**Kaynak Metin**
+++
Güncelleme Tarihi:
Yakın geçmişte ekonomik kriz, artan işsizlik ve yolsuzluk skandallarıyla sarsılan İspanya için tek umut AB dönem başkanlığı. Ancak van Rompuy ve Ashton, Madrid’in amaçlarına ulaşmasına engel olabilir.
İspanyolların bu yeni görevle üstlenecekleri çok büyük sorumlulukları olacak. Çok tartışılan Lizbon Anlaşması’nın nihayet yürürlüğe girdiği bu dönemde yeni sistemin gerektirdiği yasaların uygulamaya konması gerekiyor.
Artık Avrupa Konseyi’nin kalıcı bir başkanı (van Rompuy) ve bir de dış politika şefi (Ashton) var. Hem van Rompuy hem de Ashton parlak diplomatlardan çok becerikli teknokratlar olarak tanınıyor. Bugünden itibaren, Lizbon Anlaşması gereğince Brüksel’deki önemli toplantılar bu ikili tarafından yönetilecek. Bu da İspanya’nın rolünün azalacağı anlamına geliyor.
+++
Öğe ve bölge verileri
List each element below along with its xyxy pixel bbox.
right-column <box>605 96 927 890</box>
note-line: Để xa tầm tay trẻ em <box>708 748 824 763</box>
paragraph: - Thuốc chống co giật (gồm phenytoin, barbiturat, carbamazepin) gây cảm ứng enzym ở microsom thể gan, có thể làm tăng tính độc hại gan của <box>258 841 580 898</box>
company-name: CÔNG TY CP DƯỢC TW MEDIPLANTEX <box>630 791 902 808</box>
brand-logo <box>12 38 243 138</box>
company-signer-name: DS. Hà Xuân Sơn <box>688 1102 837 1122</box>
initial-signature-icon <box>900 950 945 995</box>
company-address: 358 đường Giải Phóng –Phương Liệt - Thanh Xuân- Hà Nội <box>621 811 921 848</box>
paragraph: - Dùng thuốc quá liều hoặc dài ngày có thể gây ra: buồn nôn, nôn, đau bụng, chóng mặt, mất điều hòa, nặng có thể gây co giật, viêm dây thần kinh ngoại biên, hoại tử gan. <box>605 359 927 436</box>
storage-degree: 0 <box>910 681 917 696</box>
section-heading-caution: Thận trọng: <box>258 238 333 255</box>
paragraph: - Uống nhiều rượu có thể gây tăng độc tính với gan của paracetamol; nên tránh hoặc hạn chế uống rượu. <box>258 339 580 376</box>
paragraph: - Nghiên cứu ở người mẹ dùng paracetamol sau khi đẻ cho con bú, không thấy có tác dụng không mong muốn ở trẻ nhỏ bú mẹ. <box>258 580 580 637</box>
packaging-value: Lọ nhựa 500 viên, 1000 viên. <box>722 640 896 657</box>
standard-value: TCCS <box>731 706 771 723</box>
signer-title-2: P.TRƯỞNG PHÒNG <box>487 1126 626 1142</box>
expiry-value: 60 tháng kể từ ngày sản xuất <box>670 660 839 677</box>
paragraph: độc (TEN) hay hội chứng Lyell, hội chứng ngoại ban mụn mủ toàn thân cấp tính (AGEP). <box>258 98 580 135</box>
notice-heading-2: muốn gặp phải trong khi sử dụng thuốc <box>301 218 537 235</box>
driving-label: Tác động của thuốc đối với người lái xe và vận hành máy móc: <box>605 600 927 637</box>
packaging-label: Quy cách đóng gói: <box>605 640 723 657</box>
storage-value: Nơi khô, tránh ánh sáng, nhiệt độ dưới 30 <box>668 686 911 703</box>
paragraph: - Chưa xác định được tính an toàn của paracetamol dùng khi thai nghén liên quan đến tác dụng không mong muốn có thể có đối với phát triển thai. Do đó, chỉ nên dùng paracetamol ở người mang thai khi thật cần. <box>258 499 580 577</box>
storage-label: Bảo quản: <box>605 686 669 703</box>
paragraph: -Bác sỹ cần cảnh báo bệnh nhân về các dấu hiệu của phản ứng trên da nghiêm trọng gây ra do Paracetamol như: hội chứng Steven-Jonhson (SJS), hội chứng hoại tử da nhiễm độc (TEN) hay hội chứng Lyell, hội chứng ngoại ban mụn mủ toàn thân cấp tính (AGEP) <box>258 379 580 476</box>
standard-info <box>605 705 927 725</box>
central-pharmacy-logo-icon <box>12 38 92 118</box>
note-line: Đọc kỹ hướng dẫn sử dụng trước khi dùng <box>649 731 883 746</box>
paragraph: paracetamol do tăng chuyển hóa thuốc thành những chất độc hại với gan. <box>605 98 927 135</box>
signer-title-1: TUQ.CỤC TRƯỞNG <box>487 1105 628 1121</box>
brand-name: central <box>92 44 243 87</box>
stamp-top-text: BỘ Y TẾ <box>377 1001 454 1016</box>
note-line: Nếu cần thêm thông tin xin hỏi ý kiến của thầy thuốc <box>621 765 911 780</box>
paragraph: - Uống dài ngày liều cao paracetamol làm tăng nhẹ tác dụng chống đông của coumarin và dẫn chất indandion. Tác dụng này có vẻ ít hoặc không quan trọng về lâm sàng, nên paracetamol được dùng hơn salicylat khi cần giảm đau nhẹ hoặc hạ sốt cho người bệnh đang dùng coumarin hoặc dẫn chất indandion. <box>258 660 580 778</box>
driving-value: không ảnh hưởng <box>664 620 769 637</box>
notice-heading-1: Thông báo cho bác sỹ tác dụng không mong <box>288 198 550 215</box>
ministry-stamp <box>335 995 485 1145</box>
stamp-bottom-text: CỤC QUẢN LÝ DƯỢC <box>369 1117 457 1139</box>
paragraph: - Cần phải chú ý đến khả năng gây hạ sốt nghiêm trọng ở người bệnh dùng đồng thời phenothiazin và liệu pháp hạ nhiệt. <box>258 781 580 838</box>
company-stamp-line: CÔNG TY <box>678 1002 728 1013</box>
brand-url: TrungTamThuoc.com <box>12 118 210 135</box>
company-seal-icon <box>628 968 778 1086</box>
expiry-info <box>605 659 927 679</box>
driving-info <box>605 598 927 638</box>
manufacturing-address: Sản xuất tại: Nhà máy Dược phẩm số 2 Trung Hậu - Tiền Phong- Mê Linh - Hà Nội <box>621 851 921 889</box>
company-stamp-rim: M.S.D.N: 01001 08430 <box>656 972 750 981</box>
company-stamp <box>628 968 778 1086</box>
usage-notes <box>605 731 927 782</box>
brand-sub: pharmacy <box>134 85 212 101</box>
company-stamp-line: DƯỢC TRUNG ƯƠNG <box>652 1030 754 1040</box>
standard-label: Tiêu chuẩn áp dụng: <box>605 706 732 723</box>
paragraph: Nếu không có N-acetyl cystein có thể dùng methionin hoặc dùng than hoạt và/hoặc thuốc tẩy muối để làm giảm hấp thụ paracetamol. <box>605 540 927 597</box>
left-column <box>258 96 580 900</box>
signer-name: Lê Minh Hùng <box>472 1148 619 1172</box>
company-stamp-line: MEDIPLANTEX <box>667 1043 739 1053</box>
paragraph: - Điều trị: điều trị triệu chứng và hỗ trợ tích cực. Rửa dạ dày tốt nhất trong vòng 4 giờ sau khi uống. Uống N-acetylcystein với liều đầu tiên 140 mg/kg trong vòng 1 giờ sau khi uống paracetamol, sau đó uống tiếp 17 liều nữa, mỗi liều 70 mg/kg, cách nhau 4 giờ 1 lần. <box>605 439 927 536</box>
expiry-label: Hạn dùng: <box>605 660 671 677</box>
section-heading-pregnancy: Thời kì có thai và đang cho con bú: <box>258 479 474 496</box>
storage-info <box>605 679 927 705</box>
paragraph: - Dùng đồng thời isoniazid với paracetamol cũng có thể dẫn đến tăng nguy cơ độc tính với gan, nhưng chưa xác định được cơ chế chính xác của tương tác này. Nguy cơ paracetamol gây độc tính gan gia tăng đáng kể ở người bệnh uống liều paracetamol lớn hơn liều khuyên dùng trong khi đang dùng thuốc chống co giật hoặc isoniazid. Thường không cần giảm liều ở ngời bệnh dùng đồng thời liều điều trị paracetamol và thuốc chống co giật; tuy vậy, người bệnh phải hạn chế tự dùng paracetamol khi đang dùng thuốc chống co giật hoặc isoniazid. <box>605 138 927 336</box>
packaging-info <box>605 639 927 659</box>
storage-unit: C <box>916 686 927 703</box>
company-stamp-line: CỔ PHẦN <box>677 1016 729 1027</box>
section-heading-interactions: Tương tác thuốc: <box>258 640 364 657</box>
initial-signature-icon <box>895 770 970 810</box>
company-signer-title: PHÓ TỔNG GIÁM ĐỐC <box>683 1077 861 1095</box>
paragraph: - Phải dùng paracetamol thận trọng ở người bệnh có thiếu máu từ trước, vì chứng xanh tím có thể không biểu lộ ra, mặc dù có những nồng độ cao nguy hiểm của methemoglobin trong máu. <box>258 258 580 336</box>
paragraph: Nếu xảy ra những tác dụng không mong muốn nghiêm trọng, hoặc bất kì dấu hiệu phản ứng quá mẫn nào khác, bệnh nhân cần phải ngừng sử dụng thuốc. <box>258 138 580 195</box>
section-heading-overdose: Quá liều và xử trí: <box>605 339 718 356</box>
+++
**Yapılacak Alıştırmalar**
1. Kaynak metnin "Artık Avrupa Konseyi’nin" ile başlayıp "azalacağı anlamına geliyor." ile biten kısmını, "teknokratlar" yerine "yöneticiler" koyarak düzenleyin.
2. Kaynak metni iki cümleyle özetleyin.

**Çözümlü Cevaplar**
1.
Artık Avrupa Konseyi’nin kalıcı bir başkanı (van Rompuy) ve bir de dış politika şefi (Ashton) var. Hem van Rompuy hem de Ashton parlak diplomatlardan çok becerikli yöneticiler olarak tanınıyor. Bugünden itibaren, Lizbon Anlaşması gereğince Brüksel’deki önemli toplantılar bu ikili tarafından yönetilecek. Bu da İspanya’nın rolünün azalacağı anlamına geliyor.

2. Ekonomik kriz, işsizlik ve yolsuzlukla sarsılan İspanya, tek umudunu AB dönem başkanlığına bağlamış durumda ve bu görevle Lizbon Anlaşması'nın gerektirdiği yasaları uygulamaya koyma sorumluluğunu üstlenecek. Ancak Brüksel'deki önemli toplantıları artık Avrupa Konseyi'nin kalıcı başkanı van Rompuy ile dış politika şefi Ashton yönetecek; bu da İspanya'nın rolünü azaltacak ve Madrid'in amaçlarına ulaşmasını engelleyebilecek.